| YOUR TASK |
Omit all images. Transcribe the rest of the material below exactly.

Saved entries:
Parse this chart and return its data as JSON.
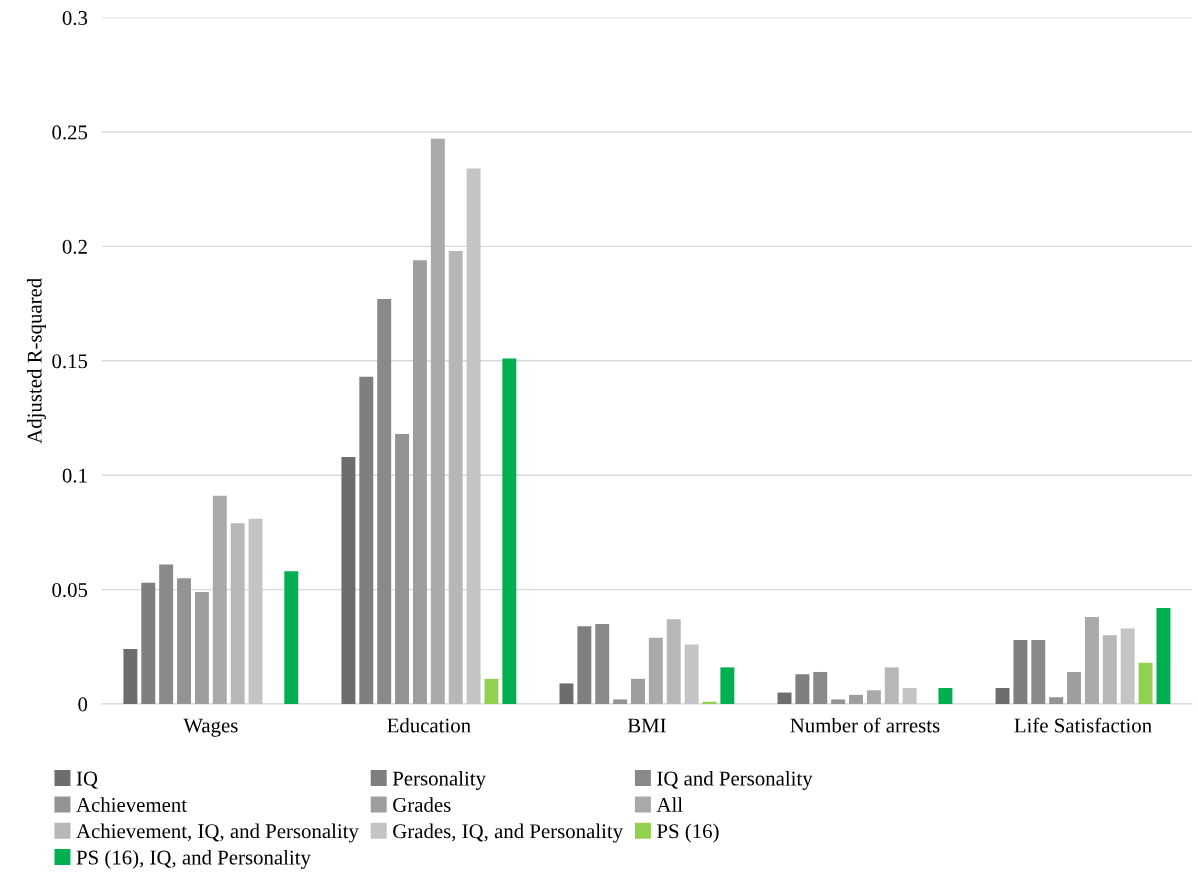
{
  "chart_data": {
    "type": "bar",
    "ylabel": "Adjusted R-squared",
    "categories": [
      "Wages",
      "Education",
      "BMI",
      "Number of arrests",
      "Life Satisfaction"
    ],
    "ylim": [
      0,
      0.3
    ],
    "yticks": [
      0,
      0.05,
      0.1,
      0.15,
      0.2,
      0.25,
      0.3
    ],
    "grid": "y",
    "legend": "bottom",
    "series": [
      {
        "name": "IQ",
        "color": "#6d6d6d",
        "values": [
          0.024,
          0.108,
          0.009,
          0.005,
          0.007
        ]
      },
      {
        "name": "Personality",
        "color": "#7f7f7f",
        "values": [
          0.053,
          0.143,
          0.034,
          0.013,
          0.028
        ]
      },
      {
        "name": "IQ and Personality",
        "color": "#898989",
        "values": [
          0.061,
          0.177,
          0.035,
          0.014,
          0.028
        ]
      },
      {
        "name": "Achievement",
        "color": "#939393",
        "values": [
          0.055,
          0.118,
          0.002,
          0.002,
          0.003
        ]
      },
      {
        "name": "Grades",
        "color": "#9e9e9e",
        "values": [
          0.049,
          0.194,
          0.011,
          0.004,
          0.014
        ]
      },
      {
        "name": "All",
        "color": "#a9a9a9",
        "values": [
          0.091,
          0.247,
          0.029,
          0.006,
          0.038
        ]
      },
      {
        "name": "Achievement, IQ, and Personality",
        "color": "#b7b7b7",
        "values": [
          0.079,
          0.198,
          0.037,
          0.016,
          0.03
        ]
      },
      {
        "name": "Grades, IQ, and Personality",
        "color": "#c4c4c4",
        "values": [
          0.081,
          0.234,
          0.026,
          0.007,
          0.033
        ]
      },
      {
        "name": "PS (16)",
        "color": "#92d050",
        "values": [
          null,
          0.011,
          0.001,
          null,
          0.018
        ]
      },
      {
        "name": "PS (16), IQ, and Personality",
        "color": "#00b050",
        "values": [
          0.058,
          0.151,
          0.016,
          0.007,
          0.042
        ]
      }
    ]
  }
}
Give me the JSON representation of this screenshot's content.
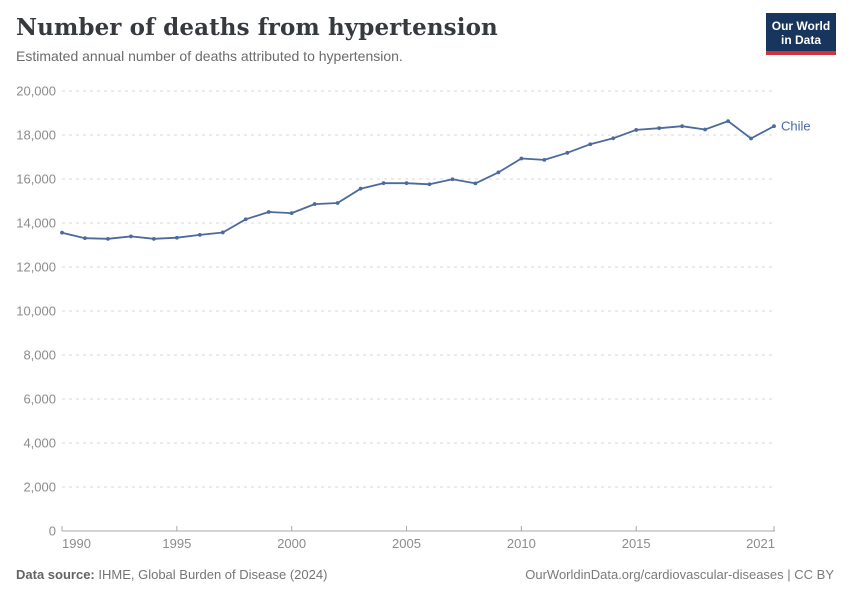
{
  "header": {
    "title": "Number of deaths from hypertension",
    "subtitle": "Estimated annual number of deaths attributed to hypertension.",
    "logo": {
      "line1": "Our World",
      "line2": "in Data"
    }
  },
  "chart_data": {
    "type": "line",
    "title": "Number of deaths from hypertension",
    "xlabel": "",
    "ylabel": "",
    "ylim": [
      0,
      20000
    ],
    "ytick_step": 2000,
    "xticks": [
      1990,
      1995,
      2000,
      2005,
      2010,
      2015,
      2021
    ],
    "grid": "horizontal-dashed",
    "legend_position": "end-of-line-label",
    "x": [
      1990,
      1991,
      1992,
      1993,
      1994,
      1995,
      1996,
      1997,
      1998,
      1999,
      2000,
      2001,
      2002,
      2003,
      2004,
      2005,
      2006,
      2007,
      2008,
      2009,
      2010,
      2011,
      2012,
      2013,
      2014,
      2015,
      2016,
      2017,
      2018,
      2019,
      2020,
      2021
    ],
    "series": [
      {
        "name": "Chile",
        "color": "#4C6A9C",
        "values": [
          13560,
          13310,
          13280,
          13390,
          13280,
          13330,
          13460,
          13570,
          14170,
          14500,
          14450,
          14860,
          14910,
          15560,
          15810,
          15810,
          15760,
          15990,
          15800,
          16300,
          16930,
          16870,
          17190,
          17580,
          17850,
          18230,
          18310,
          18400,
          18250,
          18630,
          17840,
          18400
        ]
      }
    ]
  },
  "footer": {
    "source_label": "Data source:",
    "source_value": " IHME, Global Burden of Disease (2024)",
    "credit": "OurWorldinData.org/cardiovascular-diseases | CC BY"
  },
  "colors": {
    "accent_line": "#4C6A9C",
    "logo_bg": "#18365d",
    "logo_bar": "#d0343a",
    "grid": "#dadada",
    "axis": "#a8a8a8",
    "tick_label": "#8c8c8c"
  }
}
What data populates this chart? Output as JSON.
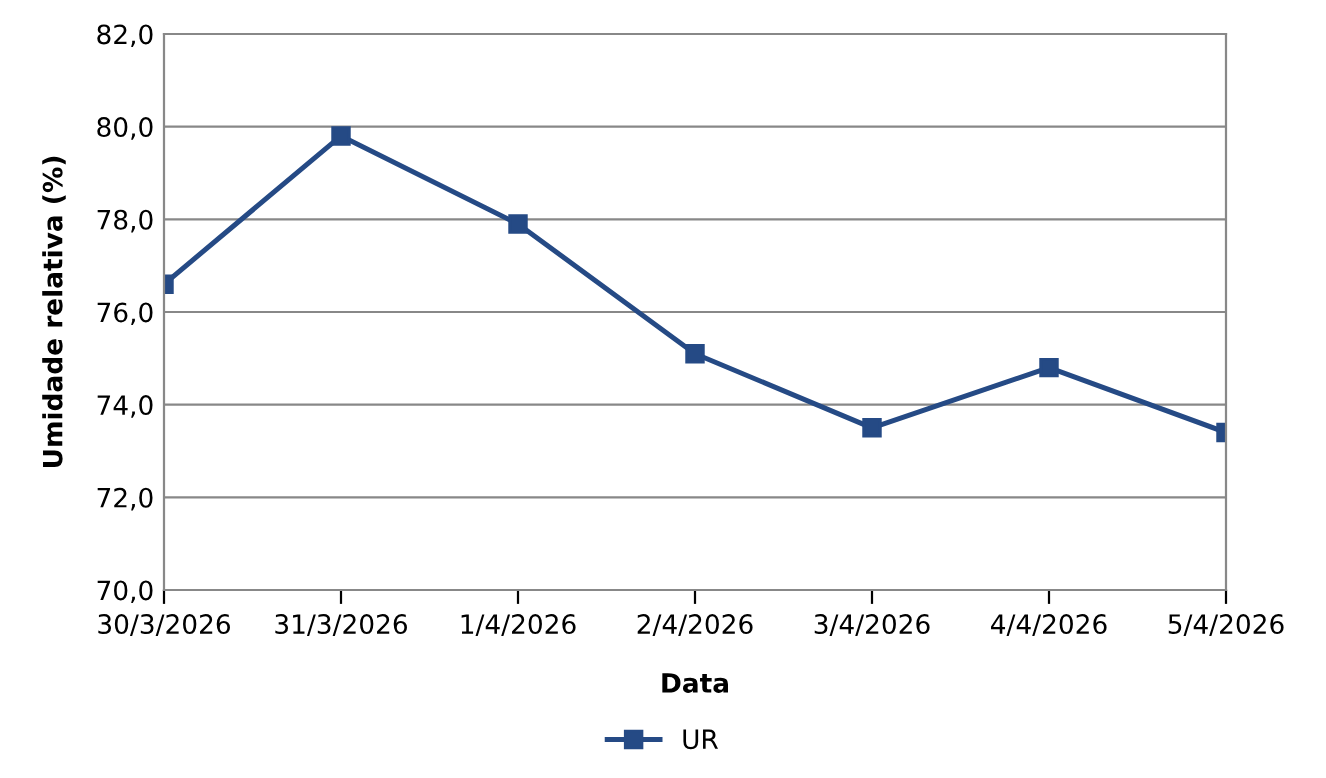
{
  "chart_data": {
    "type": "line",
    "xlabel": "Data",
    "ylabel": "Umidade relativa (%)",
    "categories": [
      "30/3/2026",
      "31/3/2026",
      "1/4/2026",
      "2/4/2026",
      "3/4/2026",
      "4/4/2026",
      "5/4/2026"
    ],
    "series": [
      {
        "name": "UR",
        "color": "#254a85",
        "values": [
          76.6,
          79.8,
          77.9,
          75.1,
          73.5,
          74.8,
          73.4
        ]
      }
    ],
    "ylim": [
      70,
      82
    ],
    "yticks": [
      {
        "value": 70,
        "label": "70,0"
      },
      {
        "value": 72,
        "label": "72,0"
      },
      {
        "value": 74,
        "label": "74,0"
      },
      {
        "value": 76,
        "label": "76,0"
      },
      {
        "value": 78,
        "label": "78,0"
      },
      {
        "value": 80,
        "label": "80,0"
      },
      {
        "value": 82,
        "label": "82,0"
      }
    ],
    "grid": "y",
    "legend": "bottom",
    "marker": "square",
    "line_style": "solid"
  }
}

| ANSWER BELOW |
Parse this chart and return its data as JSON.
{
  "chart_data": {
    "type": "bar",
    "ylabel": "Adjusted R-squared",
    "categories": [
      "Wages",
      "Education",
      "BMI",
      "Number of arrests",
      "Life Satisfaction"
    ],
    "ylim": [
      0,
      0.3
    ],
    "yticks": [
      0,
      0.05,
      0.1,
      0.15,
      0.2,
      0.25,
      0.3
    ],
    "grid": "y",
    "legend": "bottom",
    "series": [
      {
        "name": "IQ",
        "color": "#6d6d6d",
        "values": [
          0.024,
          0.108,
          0.009,
          0.005,
          0.007
        ]
      },
      {
        "name": "Personality",
        "color": "#7f7f7f",
        "values": [
          0.053,
          0.143,
          0.034,
          0.013,
          0.028
        ]
      },
      {
        "name": "IQ and Personality",
        "color": "#898989",
        "values": [
          0.061,
          0.177,
          0.035,
          0.014,
          0.028
        ]
      },
      {
        "name": "Achievement",
        "color": "#939393",
        "values": [
          0.055,
          0.118,
          0.002,
          0.002,
          0.003
        ]
      },
      {
        "name": "Grades",
        "color": "#9e9e9e",
        "values": [
          0.049,
          0.194,
          0.011,
          0.004,
          0.014
        ]
      },
      {
        "name": "All",
        "color": "#a9a9a9",
        "values": [
          0.091,
          0.247,
          0.029,
          0.006,
          0.038
        ]
      },
      {
        "name": "Achievement, IQ, and Personality",
        "color": "#b7b7b7",
        "values": [
          0.079,
          0.198,
          0.037,
          0.016,
          0.03
        ]
      },
      {
        "name": "Grades, IQ, and Personality",
        "color": "#c4c4c4",
        "values": [
          0.081,
          0.234,
          0.026,
          0.007,
          0.033
        ]
      },
      {
        "name": "PS (16)",
        "color": "#92d050",
        "values": [
          null,
          0.011,
          0.001,
          null,
          0.018
        ]
      },
      {
        "name": "PS (16), IQ, and Personality",
        "color": "#00b050",
        "values": [
          0.058,
          0.151,
          0.016,
          0.007,
          0.042
        ]
      }
    ]
  }
}
Give me the JSON representation of this screenshot's content.
{
  "header": {
    "title": "Number of deaths from hypertension",
    "subtitle": "Estimated annual number of deaths attributed to hypertension.",
    "logo": {
      "line1": "Our World",
      "line2": "in Data"
    }
  },
  "chart_data": {
    "type": "line",
    "title": "Number of deaths from hypertension",
    "xlabel": "",
    "ylabel": "",
    "ylim": [
      0,
      20000
    ],
    "ytick_step": 2000,
    "xticks": [
      1990,
      1995,
      2000,
      2005,
      2010,
      2015,
      2021
    ],
    "grid": "horizontal-dashed",
    "legend_position": "end-of-line-label",
    "x": [
      1990,
      1991,
      1992,
      1993,
      1994,
      1995,
      1996,
      1997,
      1998,
      1999,
      2000,
      2001,
      2002,
      2003,
      2004,
      2005,
      2006,
      2007,
      2008,
      2009,
      2010,
      2011,
      2012,
      2013,
      2014,
      2015,
      2016,
      2017,
      2018,
      2019,
      2020,
      2021
    ],
    "series": [
      {
        "name": "Chile",
        "color": "#4C6A9C",
        "values": [
          13560,
          13310,
          13280,
          13390,
          13280,
          13330,
          13460,
          13570,
          14170,
          14500,
          14450,
          14860,
          14910,
          15560,
          15810,
          15810,
          15760,
          15990,
          15800,
          16300,
          16930,
          16870,
          17190,
          17580,
          17850,
          18230,
          18310,
          18400,
          18250,
          18630,
          17840,
          18400
        ]
      }
    ]
  },
  "footer": {
    "source_label": "Data source:",
    "source_value": " IHME, Global Burden of Disease (2024)",
    "credit": "OurWorldinData.org/cardiovascular-diseases | CC BY"
  },
  "colors": {
    "accent_line": "#4C6A9C",
    "logo_bg": "#18365d",
    "logo_bar": "#d0343a",
    "grid": "#dadada",
    "axis": "#a8a8a8",
    "tick_label": "#8c8c8c"
  }
}
What data populates this chart? Output as JSON.
{
  "chart_data": {
    "type": "line",
    "xlabel": "Data",
    "ylabel": "Umidade relativa (%)",
    "categories": [
      "30/3/2026",
      "31/3/2026",
      "1/4/2026",
      "2/4/2026",
      "3/4/2026",
      "4/4/2026",
      "5/4/2026"
    ],
    "series": [
      {
        "name": "UR",
        "color": "#254a85",
        "values": [
          76.6,
          79.8,
          77.9,
          75.1,
          73.5,
          74.8,
          73.4
        ]
      }
    ],
    "ylim": [
      70,
      82
    ],
    "yticks": [
      {
        "value": 70,
        "label": "70,0"
      },
      {
        "value": 72,
        "label": "72,0"
      },
      {
        "value": 74,
        "label": "74,0"
      },
      {
        "value": 76,
        "label": "76,0"
      },
      {
        "value": 78,
        "label": "78,0"
      },
      {
        "value": 80,
        "label": "80,0"
      },
      {
        "value": 82,
        "label": "82,0"
      }
    ],
    "grid": "y",
    "legend": "bottom",
    "marker": "square",
    "line_style": "solid"
  }
}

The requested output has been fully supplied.